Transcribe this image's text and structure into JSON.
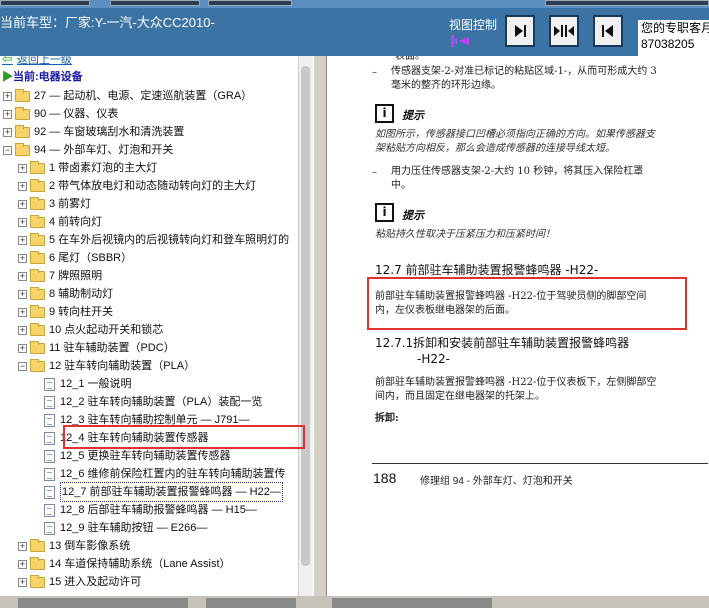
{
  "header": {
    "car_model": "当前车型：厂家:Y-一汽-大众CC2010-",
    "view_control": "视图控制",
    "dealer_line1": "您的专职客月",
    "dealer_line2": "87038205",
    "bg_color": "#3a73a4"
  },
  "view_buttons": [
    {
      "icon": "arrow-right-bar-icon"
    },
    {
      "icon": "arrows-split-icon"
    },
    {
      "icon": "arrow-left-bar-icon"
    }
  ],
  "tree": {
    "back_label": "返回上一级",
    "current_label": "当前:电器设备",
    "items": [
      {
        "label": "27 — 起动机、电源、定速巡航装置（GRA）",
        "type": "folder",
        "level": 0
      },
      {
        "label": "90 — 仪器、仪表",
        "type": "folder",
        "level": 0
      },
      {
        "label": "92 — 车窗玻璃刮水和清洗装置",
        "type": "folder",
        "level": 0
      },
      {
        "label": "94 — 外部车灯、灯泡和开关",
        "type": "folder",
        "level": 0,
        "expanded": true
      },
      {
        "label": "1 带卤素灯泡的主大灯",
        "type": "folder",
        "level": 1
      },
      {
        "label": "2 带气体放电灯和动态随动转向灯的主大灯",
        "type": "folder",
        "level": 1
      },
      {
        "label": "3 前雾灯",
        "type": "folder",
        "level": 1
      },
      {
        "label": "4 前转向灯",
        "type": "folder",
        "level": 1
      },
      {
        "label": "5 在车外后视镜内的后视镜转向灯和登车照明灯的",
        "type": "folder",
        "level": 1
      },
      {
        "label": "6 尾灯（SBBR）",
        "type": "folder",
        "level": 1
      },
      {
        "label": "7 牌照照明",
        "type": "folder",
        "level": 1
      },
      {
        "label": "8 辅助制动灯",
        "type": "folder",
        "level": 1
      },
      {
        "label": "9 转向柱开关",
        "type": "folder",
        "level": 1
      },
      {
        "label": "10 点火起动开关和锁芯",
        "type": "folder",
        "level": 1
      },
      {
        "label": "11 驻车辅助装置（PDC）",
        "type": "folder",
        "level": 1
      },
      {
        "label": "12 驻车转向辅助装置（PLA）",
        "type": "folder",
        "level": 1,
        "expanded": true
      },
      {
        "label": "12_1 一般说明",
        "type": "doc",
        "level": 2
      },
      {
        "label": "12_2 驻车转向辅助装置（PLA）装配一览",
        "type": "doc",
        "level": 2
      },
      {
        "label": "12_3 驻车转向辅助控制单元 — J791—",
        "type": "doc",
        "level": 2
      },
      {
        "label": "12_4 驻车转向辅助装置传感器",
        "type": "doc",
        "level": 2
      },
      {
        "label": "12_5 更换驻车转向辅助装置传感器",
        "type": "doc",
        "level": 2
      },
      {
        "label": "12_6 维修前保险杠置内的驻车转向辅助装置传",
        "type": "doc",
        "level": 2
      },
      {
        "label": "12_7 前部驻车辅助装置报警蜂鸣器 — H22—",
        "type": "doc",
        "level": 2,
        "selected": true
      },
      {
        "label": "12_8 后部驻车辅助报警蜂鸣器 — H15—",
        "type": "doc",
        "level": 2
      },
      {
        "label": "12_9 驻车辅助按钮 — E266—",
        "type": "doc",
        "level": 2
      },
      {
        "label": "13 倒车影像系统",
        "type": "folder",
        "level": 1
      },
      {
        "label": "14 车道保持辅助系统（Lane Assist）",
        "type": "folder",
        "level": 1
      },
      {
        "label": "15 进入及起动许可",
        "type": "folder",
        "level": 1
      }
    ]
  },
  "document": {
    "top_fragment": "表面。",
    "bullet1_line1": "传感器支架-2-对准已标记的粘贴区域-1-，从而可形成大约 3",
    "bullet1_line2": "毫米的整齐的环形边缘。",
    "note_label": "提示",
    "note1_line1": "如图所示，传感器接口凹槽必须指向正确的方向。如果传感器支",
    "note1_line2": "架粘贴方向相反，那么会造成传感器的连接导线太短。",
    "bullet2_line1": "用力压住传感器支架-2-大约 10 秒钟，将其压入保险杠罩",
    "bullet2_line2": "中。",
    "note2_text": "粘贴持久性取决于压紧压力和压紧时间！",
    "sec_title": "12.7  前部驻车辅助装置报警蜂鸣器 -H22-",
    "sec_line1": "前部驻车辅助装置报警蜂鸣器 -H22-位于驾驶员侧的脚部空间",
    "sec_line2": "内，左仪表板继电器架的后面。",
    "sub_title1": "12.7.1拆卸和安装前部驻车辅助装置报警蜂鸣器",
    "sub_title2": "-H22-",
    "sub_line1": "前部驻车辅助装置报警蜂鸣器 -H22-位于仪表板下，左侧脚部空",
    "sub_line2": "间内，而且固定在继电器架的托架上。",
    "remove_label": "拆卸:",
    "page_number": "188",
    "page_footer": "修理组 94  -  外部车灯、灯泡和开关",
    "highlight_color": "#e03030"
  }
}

____________________

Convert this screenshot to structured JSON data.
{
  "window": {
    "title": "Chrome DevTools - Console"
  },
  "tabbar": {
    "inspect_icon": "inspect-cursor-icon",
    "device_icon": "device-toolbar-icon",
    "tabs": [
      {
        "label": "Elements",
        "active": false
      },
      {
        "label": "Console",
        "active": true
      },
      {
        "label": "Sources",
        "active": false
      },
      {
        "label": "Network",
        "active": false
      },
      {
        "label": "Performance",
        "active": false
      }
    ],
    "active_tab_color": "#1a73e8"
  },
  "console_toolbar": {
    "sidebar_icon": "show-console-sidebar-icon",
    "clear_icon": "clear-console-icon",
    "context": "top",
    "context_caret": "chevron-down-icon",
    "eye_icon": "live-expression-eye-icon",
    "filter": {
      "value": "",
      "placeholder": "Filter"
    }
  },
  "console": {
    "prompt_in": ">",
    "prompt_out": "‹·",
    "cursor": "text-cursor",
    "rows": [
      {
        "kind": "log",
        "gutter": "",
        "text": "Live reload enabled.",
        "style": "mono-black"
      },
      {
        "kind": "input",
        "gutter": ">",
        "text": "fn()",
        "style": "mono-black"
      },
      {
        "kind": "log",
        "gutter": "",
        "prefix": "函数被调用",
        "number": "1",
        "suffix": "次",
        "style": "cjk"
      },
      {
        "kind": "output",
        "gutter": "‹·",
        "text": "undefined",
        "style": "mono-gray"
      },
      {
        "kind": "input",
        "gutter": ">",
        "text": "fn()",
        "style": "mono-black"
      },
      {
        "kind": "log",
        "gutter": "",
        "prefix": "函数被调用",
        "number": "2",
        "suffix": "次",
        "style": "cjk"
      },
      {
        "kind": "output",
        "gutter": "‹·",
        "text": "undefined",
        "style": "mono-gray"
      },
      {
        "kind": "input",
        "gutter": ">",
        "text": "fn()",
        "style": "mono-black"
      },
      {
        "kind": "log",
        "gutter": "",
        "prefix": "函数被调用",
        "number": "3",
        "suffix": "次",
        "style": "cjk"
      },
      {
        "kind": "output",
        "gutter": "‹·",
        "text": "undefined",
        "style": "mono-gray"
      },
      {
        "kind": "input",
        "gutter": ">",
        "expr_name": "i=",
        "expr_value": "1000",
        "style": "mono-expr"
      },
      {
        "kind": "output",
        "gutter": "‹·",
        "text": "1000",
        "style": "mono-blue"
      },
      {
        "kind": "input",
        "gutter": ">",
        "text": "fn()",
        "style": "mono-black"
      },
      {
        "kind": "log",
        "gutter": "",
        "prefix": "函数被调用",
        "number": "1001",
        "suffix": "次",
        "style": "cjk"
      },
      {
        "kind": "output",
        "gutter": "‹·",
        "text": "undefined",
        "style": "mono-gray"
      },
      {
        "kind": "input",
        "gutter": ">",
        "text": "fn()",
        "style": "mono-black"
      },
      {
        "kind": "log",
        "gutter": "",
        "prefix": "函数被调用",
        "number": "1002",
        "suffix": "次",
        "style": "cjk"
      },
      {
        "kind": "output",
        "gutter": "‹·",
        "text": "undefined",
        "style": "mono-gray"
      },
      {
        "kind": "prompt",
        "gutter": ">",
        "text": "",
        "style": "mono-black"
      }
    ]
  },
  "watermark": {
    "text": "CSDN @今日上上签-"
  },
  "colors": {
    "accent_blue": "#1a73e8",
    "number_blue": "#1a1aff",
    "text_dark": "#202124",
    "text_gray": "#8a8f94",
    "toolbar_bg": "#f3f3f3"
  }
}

____________________

Return each line of the listing that holds the string "cursor".

## Answer to this task
    "inspect_icon": "inspect-cursor-icon",
    "cursor": "text-cursor",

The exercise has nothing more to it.